Data excerpts:
^^^^^^^^^^^^^^^^

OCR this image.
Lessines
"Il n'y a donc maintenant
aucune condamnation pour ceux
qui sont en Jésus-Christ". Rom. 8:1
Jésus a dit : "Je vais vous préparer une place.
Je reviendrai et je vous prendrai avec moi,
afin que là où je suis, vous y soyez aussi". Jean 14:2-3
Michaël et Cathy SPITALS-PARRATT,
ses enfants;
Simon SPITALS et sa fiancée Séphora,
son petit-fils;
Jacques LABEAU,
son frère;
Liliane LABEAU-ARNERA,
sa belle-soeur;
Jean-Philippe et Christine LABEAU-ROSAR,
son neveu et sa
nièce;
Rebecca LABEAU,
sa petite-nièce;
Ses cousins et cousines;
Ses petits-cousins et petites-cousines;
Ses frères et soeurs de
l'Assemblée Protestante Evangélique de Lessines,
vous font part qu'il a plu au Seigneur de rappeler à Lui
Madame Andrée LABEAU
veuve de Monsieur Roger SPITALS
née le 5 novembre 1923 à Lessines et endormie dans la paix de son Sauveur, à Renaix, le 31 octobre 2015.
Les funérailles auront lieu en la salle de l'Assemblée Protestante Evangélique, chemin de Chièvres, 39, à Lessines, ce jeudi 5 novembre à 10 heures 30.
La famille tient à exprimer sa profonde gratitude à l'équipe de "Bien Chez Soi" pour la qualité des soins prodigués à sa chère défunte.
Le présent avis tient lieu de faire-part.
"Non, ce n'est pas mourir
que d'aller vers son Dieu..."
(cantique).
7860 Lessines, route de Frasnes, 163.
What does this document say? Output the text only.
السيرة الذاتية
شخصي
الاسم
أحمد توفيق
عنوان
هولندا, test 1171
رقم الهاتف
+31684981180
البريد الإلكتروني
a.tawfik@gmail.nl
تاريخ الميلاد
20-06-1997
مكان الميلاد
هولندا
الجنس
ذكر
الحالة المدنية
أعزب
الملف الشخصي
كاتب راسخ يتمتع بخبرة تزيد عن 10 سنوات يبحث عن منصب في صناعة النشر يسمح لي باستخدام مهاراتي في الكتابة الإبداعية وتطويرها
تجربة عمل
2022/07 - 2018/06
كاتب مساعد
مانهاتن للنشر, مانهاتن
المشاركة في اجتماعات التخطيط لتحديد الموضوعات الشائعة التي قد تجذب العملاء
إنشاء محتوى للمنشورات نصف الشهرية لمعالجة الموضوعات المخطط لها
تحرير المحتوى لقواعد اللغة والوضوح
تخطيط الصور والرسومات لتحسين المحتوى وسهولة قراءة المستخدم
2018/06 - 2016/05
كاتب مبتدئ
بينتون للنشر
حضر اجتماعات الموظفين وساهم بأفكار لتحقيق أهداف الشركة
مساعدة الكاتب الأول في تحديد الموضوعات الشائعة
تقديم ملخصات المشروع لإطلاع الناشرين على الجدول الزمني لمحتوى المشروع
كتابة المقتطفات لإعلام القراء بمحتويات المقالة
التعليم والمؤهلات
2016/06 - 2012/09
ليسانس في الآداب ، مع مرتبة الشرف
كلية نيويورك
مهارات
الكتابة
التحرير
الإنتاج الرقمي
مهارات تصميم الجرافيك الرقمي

^^^^^^^^^^^^^^^^

Short task:
Every entry in the listing must be retyped exactly.

Finished task:
OCR this image.
Lessines
"Il n'y a donc maintenant
aucune condamnation pour ceux
qui sont en Jésus-Christ". Rom. 8:1
Jésus a dit : "Je vais vous préparer une place.
Je reviendrai et je vous prendrai avec moi,
afin que là où je suis, vous y soyez aussi". Jean 14:2-3
Michaël et Cathy SPITALS-PARRATT,
ses enfants;
Simon SPITALS et sa fiancée Séphora,
son petit-fils;
Jacques LABEAU,
son frère;
Liliane LABEAU-ARNERA,
sa belle-soeur;
Jean-Philippe et Christine LABEAU-ROSAR,
son neveu et sa
nièce;
Rebecca LABEAU,
sa petite-nièce;
Ses cousins et cousines;
Ses petits-cousins et petites-cousines;
Ses frères et soeurs de
l'Assemblée Protestante Evangélique de Lessines,
vous font part qu'il a plu au Seigneur de rappeler à Lui
Madame Andrée LABEAU
veuve de Monsieur Roger SPITALS
née le 5 novembre 1923 à Lessines et endormie dans la paix de son Sauveur, à Renaix, le 31 octobre 2015.
Les funérailles auront lieu en la salle de l'Assemblée Protestante Evangélique, chemin de Chièvres, 39, à Lessines, ce jeudi 5 novembre à 10 heures 30.
La famille tient à exprimer sa profonde gratitude à l'équipe de "Bien Chez Soi" pour la qualité des soins prodigués à sa chère défunte.
Le présent avis tient lieu de faire-part.
"Non, ce n'est pas mourir
que d'aller vers son Dieu..."
(cantique).
7860 Lessines, route de Frasnes, 163.
What does this document say? Output the text only.
السيرة الذاتية
شخصي
الاسم
أحمد توفيق
عنوان
هولندا, test 1171
رقم الهاتف
+31684981180
البريد الإلكتروني
a.tawfik@gmail.nl
تاريخ الميلاد
20-06-1997
مكان الميلاد
هولندا
الجنس
ذكر
الحالة المدنية
أعزب
الملف الشخصي
كاتب راسخ يتمتع بخبرة تزيد عن 10 سنوات يبحث عن منصب في صناعة النشر يسمح لي باستخدام مهاراتي في الكتابة الإبداعية وتطويرها
تجربة عمل
2022/07 - 2018/06
كاتب مساعد
مانهاتن للنشر, مانهاتن
المشاركة في اجتماعات التخطيط لتحديد الموضوعات الشائعة التي قد تجذب العملاء
إنشاء محتوى للمنشورات نصف الشهرية لمعالجة الموضوعات المخطط لها
تحرير المحتوى لقواعد اللغة والوضوح
تخطيط الصور والرسومات لتحسين المحتوى وسهولة قراءة المستخدم
2018/06 - 2016/05
كاتب مبتدئ
بينتون للنشر
حضر اجتماعات الموظفين وساهم بأفكار لتحقيق أهداف الشركة
مساعدة الكاتب الأول في تحديد الموضوعات الشائعة
تقديم ملخصات المشروع لإطلاع الناشرين على الجدول الزمني لمحتوى المشروع
كتابة المقتطفات لإعلام القراء بمحتويات المقالة
التعليم والمؤهلات
2016/06 - 2012/09
ليسانس في الآداب ، مع مرتبة الشرف
كلية نيويورك
مهارات
الكتابة
التحرير
الإنتاج الرقمي
مهارات تصميم الجرافيك الرقمي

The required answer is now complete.